• AIM OF THE TASK
Below are some records; give them all again exactly, but not the pictures.

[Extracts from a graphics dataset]
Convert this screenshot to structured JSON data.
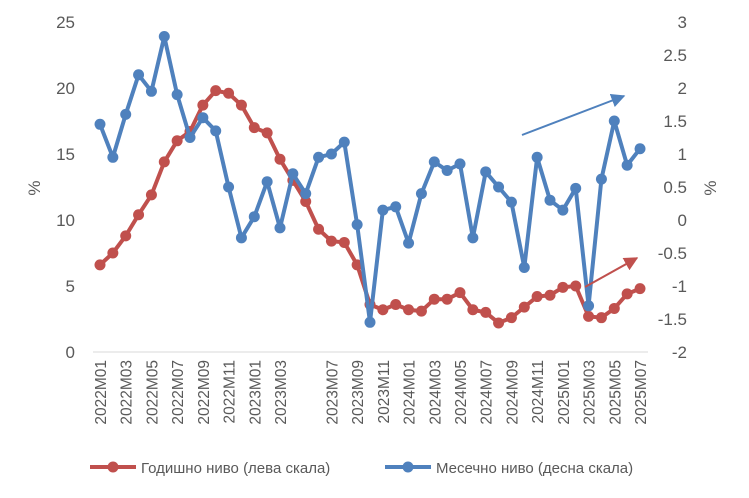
{
  "chart_data": {
    "type": "line",
    "y_left": {
      "label": "%",
      "ticks": [
        0,
        5,
        10,
        15,
        20,
        25
      ],
      "ylim": [
        0,
        25
      ]
    },
    "y_right": {
      "label": "%",
      "ticks": [
        -2,
        -1.5,
        -1,
        -0.5,
        0,
        0.5,
        1,
        1.5,
        2,
        2.5,
        3
      ],
      "ylim": [
        -2,
        3
      ]
    },
    "x": [
      "2022M01",
      "2022M02",
      "2022M03",
      "2022M04",
      "2022M05",
      "2022M06",
      "2022M07",
      "2022M08",
      "2022M09",
      "2022M10",
      "2022M11",
      "2022M12",
      "2023M01",
      "2023M02",
      "2023M03",
      "2023M04",
      "2023M05",
      "2023M06",
      "2023M07",
      "2023M08",
      "2023M09",
      "2023M10",
      "2023M11",
      "2023M12",
      "2024M01",
      "2024M02",
      "2024M03",
      "2024M04",
      "2024M05",
      "2024M06",
      "2024M07",
      "2024M08",
      "2024M09",
      "2024M10",
      "2024M11",
      "2024M12",
      "2025M01",
      "2025M02",
      "2025M03",
      "2025M04",
      "2025M05",
      "2025M06",
      "2025M07"
    ],
    "x_tick_labels": [
      "2022M01",
      "2022M03",
      "2022M05",
      "2022M07",
      "2022M09",
      "2022M11",
      "2023M01",
      "2023M03",
      "2023M07",
      "2023M09",
      "2023M11",
      "2024M01",
      "2024M03",
      "2024M05",
      "2024M07",
      "2024M09",
      "2024M11",
      "2025M01",
      "2025M03",
      "2025M05",
      "2025M07"
    ],
    "series": [
      {
        "name": "Годишно ниво (лева скала)",
        "axis": "left",
        "color": "#C0504D",
        "values": [
          6.6,
          7.5,
          8.8,
          10.4,
          11.9,
          14.4,
          16.0,
          16.7,
          18.7,
          19.8,
          19.6,
          18.7,
          17.0,
          16.6,
          14.6,
          13.0,
          11.4,
          9.3,
          8.4,
          8.3,
          6.6,
          3.6,
          3.2,
          3.6,
          3.2,
          3.1,
          4.0,
          4.0,
          4.5,
          3.2,
          3.0,
          2.2,
          2.6,
          3.4,
          4.2,
          4.3,
          4.9,
          5.0,
          2.7,
          2.6,
          3.3,
          4.4,
          4.8
        ]
      },
      {
        "name": "Месечно ниво (десна скала)",
        "axis": "right",
        "color": "#4F81BD",
        "values": [
          1.45,
          0.95,
          1.6,
          2.2,
          1.95,
          2.78,
          1.9,
          1.25,
          1.55,
          1.35,
          0.5,
          -0.27,
          0.05,
          0.58,
          -0.12,
          0.7,
          0.4,
          0.95,
          1.0,
          1.18,
          -0.07,
          -1.55,
          0.15,
          0.2,
          -0.35,
          0.4,
          0.88,
          0.75,
          0.85,
          -0.27,
          0.73,
          0.5,
          0.27,
          -0.72,
          0.95,
          0.3,
          0.15,
          0.48,
          -1.3,
          0.62,
          1.5,
          0.83,
          1.08
        ]
      }
    ],
    "annotations": [
      {
        "type": "arrow",
        "color": "#4F81BD"
      },
      {
        "type": "arrow",
        "color": "#C0504D"
      }
    ],
    "legend_position": "bottom"
  }
}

• COMPLETED EXERCISE
Convert this screenshot to structured JSON data.
{
  "chart_data": {
    "type": "line",
    "y_left": {
      "label": "%",
      "ticks": [
        0,
        5,
        10,
        15,
        20,
        25
      ],
      "ylim": [
        0,
        25
      ]
    },
    "y_right": {
      "label": "%",
      "ticks": [
        -2,
        -1.5,
        -1,
        -0.5,
        0,
        0.5,
        1,
        1.5,
        2,
        2.5,
        3
      ],
      "ylim": [
        -2,
        3
      ]
    },
    "x": [
      "2022M01",
      "2022M02",
      "2022M03",
      "2022M04",
      "2022M05",
      "2022M06",
      "2022M07",
      "2022M08",
      "2022M09",
      "2022M10",
      "2022M11",
      "2022M12",
      "2023M01",
      "2023M02",
      "2023M03",
      "2023M04",
      "2023M05",
      "2023M06",
      "2023M07",
      "2023M08",
      "2023M09",
      "2023M10",
      "2023M11",
      "2023M12",
      "2024M01",
      "2024M02",
      "2024M03",
      "2024M04",
      "2024M05",
      "2024M06",
      "2024M07",
      "2024M08",
      "2024M09",
      "2024M10",
      "2024M11",
      "2024M12",
      "2025M01",
      "2025M02",
      "2025M03",
      "2025M04",
      "2025M05",
      "2025M06",
      "2025M07"
    ],
    "x_tick_labels": [
      "2022M01",
      "2022M03",
      "2022M05",
      "2022M07",
      "2022M09",
      "2022M11",
      "2023M01",
      "2023M03",
      "2023M07",
      "2023M09",
      "2023M11",
      "2024M01",
      "2024M03",
      "2024M05",
      "2024M07",
      "2024M09",
      "2024M11",
      "2025M01",
      "2025M03",
      "2025M05",
      "2025M07"
    ],
    "series": [
      {
        "name": "Годишно ниво (лева скала)",
        "axis": "left",
        "color": "#C0504D",
        "values": [
          6.6,
          7.5,
          8.8,
          10.4,
          11.9,
          14.4,
          16.0,
          16.7,
          18.7,
          19.8,
          19.6,
          18.7,
          17.0,
          16.6,
          14.6,
          13.0,
          11.4,
          9.3,
          8.4,
          8.3,
          6.6,
          3.6,
          3.2,
          3.6,
          3.2,
          3.1,
          4.0,
          4.0,
          4.5,
          3.2,
          3.0,
          2.2,
          2.6,
          3.4,
          4.2,
          4.3,
          4.9,
          5.0,
          2.7,
          2.6,
          3.3,
          4.4,
          4.8
        ]
      },
      {
        "name": "Месечно ниво (десна скала)",
        "axis": "right",
        "color": "#4F81BD",
        "values": [
          1.45,
          0.95,
          1.6,
          2.2,
          1.95,
          2.78,
          1.9,
          1.25,
          1.55,
          1.35,
          0.5,
          -0.27,
          0.05,
          0.58,
          -0.12,
          0.7,
          0.4,
          0.95,
          1.0,
          1.18,
          -0.07,
          -1.55,
          0.15,
          0.2,
          -0.35,
          0.4,
          0.88,
          0.75,
          0.85,
          -0.27,
          0.73,
          0.5,
          0.27,
          -0.72,
          0.95,
          0.3,
          0.15,
          0.48,
          -1.3,
          0.62,
          1.5,
          0.83,
          1.08
        ]
      }
    ],
    "annotations": [
      {
        "type": "arrow",
        "color": "#4F81BD"
      },
      {
        "type": "arrow",
        "color": "#C0504D"
      }
    ],
    "legend_position": "bottom"
  }
}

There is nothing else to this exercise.